• TEXTE:
-=-=-
L’opacité, noeud gordien des négociations entre GMS et agro-industriels
AFP le 23/12/2024 à 10:05
Les négociations annuelles entre la grande distribution et l'industrie agroalimentaire sont cruciales pour le panier de courses des Français, mais demeurent empreintes d'une grande opacité qui ne facilite ni le contrôle des autorités ni la confiance entre les acteurs.
Le but : se mettre d’accord sur les conditions de vente des articles, comme le Nutella de Ferrero ou les Monster Munch de Vico. Une enseigne peut signer chaque année plus de 2 000 contrats sur des produits, dont 300 avec les grosses multinationales. Mais ces discussions atteignent un degré inégalé de complexité en raison de plusieurs facteurs.
Baisse de tarif contre services
La négociation ne porte pas seulement sur le « simple » achat des denrées ensuite vendues en supermarchés. Les distributeurs vendent aussi des services à leurs fournisseurs, comme une bonne place dans leurs rayons.
Cette manière de faire baisser la facture correspond, selon un haut cadre de la grande distribution s’exprimant sous condition d’anonymat, aux « fameuses marges arrières » des supermarchés, régulièrement fustigées par industriels et agriculteurs.
On peut ainsi, explique-t-il à l’AFP, « retrancher au prix d’achat brut plusieurs niveaux de remises », pour parvenir « à une réduction globale de l’ordre de 30 % entre le prix d’achat brut, le tarif fournisseur et le prix final négocié ».
Michel Biero, vice-président de Lidl France, tempête régulièrement contre le droit français qui impose cette manière de négocier. Loi Galland en 1996, loi de modernisation de l’économie en 2008, plusieurs lois dites Egalim… Gouvernements et parlementaires essaient de mieux encadrer ces négociations, défendant tantôt les producteurs agricoles, tantôt le pouvoir d’achat. Mais le résultat ne satisfait pas grand monde.
Services internationaux
Les distributeurs vendent aussi des services à leurs fournisseurs depuis des centrales de services commerciaux basées à l’étranger. Un récent rapport parlementaire s’interroge sur la multiplication de telles prestations, voire sur leur utilité, suspectant « un droit d’entrée en négociations sans contrepartie économique réelle ».
Ces centrales facturent « des promotions internationales, des données (qui ne sont) pas d’énorme qualité, voire des rendez-vous annuels entre états-majors d’entreprises, ce qui est assez lunaire », grince auprès de l’AFP Nicolas Facon, nouveau PDG de l’Ilec, porte-voix en France des gros industriels.
Ses 115 adhérents se sont acquittés cette année d’1,1 milliard d’euros auprès de ces centrales, « un chiffre qui augmente de 100 ou 200 millions chaque année », estime-t-il. Ils n’ont selon lui d’autre choix que de payer pour ne pas se priver des gigantesques débouchés que représentent les supermarchés de distributeurs, qui achètent de plus en plus en commun pour démultiplier leur pouvoir de négociation.
-=-=-
• CONTENU PRÉSENTÉ:
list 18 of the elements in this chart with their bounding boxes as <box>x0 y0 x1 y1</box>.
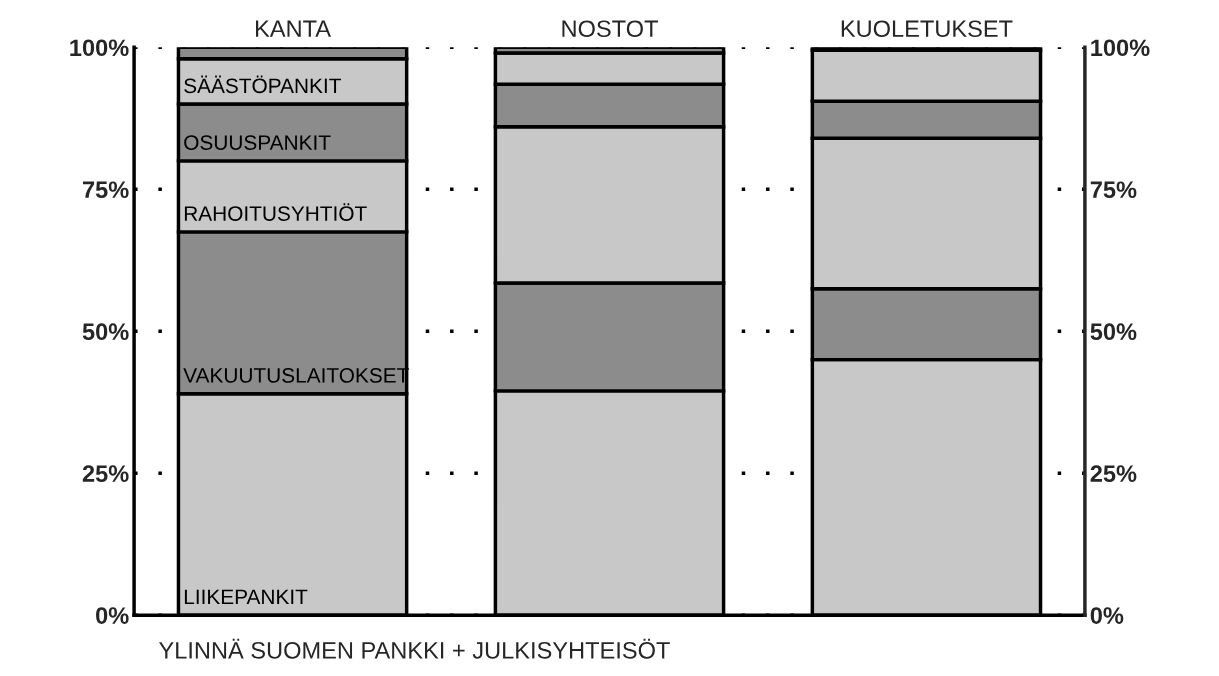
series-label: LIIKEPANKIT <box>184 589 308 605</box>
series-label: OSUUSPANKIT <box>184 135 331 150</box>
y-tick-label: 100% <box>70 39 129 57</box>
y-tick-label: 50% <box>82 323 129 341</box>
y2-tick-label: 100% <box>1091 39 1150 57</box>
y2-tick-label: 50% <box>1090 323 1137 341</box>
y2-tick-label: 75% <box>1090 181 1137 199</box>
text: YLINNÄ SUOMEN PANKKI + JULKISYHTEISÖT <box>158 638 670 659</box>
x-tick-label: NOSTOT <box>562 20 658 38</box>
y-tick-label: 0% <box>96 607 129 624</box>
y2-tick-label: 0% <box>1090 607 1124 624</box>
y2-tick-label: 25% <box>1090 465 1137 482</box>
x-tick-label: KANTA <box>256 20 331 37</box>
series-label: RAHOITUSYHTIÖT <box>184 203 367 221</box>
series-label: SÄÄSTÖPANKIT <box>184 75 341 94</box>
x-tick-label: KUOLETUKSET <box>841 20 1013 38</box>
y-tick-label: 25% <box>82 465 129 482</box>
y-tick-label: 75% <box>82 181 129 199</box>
-=-=-
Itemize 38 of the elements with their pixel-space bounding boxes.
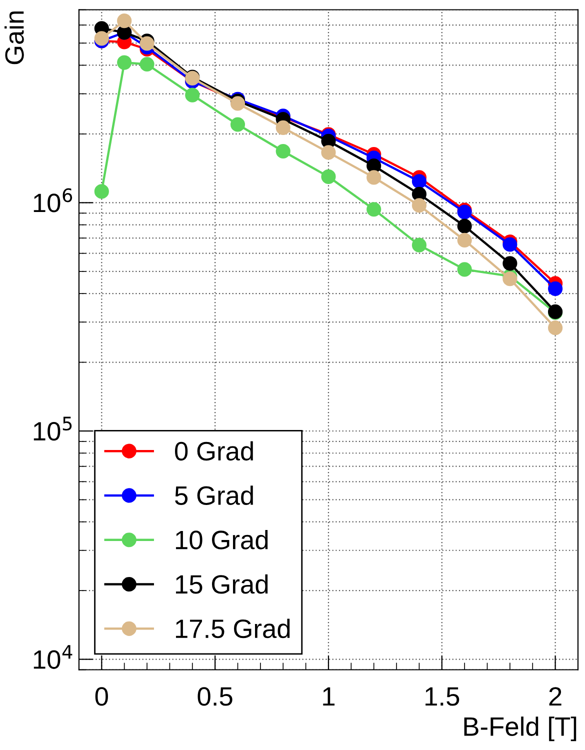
-=-=-
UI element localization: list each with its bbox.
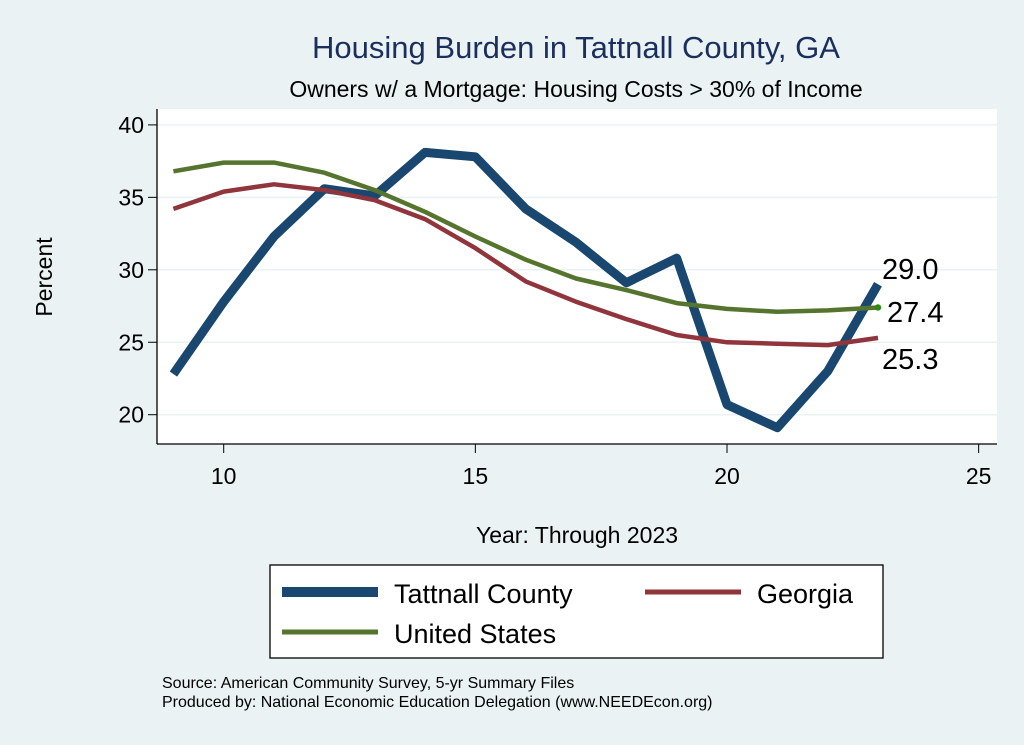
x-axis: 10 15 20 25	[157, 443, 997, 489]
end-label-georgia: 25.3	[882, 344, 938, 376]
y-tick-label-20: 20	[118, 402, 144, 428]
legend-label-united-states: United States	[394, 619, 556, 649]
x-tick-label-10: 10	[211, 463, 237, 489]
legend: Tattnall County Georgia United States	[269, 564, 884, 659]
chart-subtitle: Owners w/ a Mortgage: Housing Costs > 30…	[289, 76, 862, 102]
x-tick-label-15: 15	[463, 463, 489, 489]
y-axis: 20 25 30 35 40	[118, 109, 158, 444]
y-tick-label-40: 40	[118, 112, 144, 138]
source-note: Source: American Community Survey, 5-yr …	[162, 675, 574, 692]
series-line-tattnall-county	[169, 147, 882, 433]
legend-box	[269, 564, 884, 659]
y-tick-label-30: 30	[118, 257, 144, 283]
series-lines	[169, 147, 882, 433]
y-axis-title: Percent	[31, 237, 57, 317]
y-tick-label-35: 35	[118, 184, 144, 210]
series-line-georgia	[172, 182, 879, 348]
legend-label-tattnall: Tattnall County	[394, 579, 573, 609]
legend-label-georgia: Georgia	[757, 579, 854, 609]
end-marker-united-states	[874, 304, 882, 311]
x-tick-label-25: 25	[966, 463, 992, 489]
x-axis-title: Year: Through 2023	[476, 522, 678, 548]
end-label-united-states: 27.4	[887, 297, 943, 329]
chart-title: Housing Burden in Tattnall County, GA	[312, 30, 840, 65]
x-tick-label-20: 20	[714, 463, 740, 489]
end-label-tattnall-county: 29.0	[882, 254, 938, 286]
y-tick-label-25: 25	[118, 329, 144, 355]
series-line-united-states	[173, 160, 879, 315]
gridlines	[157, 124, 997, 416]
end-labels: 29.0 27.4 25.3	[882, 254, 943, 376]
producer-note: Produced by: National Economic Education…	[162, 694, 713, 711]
-=-=-
• CONSIGNE 1: D’après le texte sur les négociations commerciales, combien de contrats une enseigne peut-elle signer chaque année sur des produits ?
• CONSIGNE 2: Extrayez du texte sur les négociations commerciales le passage qui commence par « L’opacité, noeud gordien » et se termine par « entre les acteurs. ».

• RÉPONSE RÉDIGÉE 1: Plus de 2 000 contrats, dont 300 avec les grosses multinationales.

• RÉPONSE RÉDIGÉE 2:
L’opacité, noeud gordien des négociations entre GMS et agro-industriels
AFP le 23/12/2024 à 10:05
Les négociations annuelles entre la grande distribution et l'industrie agroalimentaire sont cruciales pour le panier de courses des Français, mais demeurent empreintes d'une grande opacité qui ne facilite ni le contrôle des autorités ni la confiance entre les acteurs.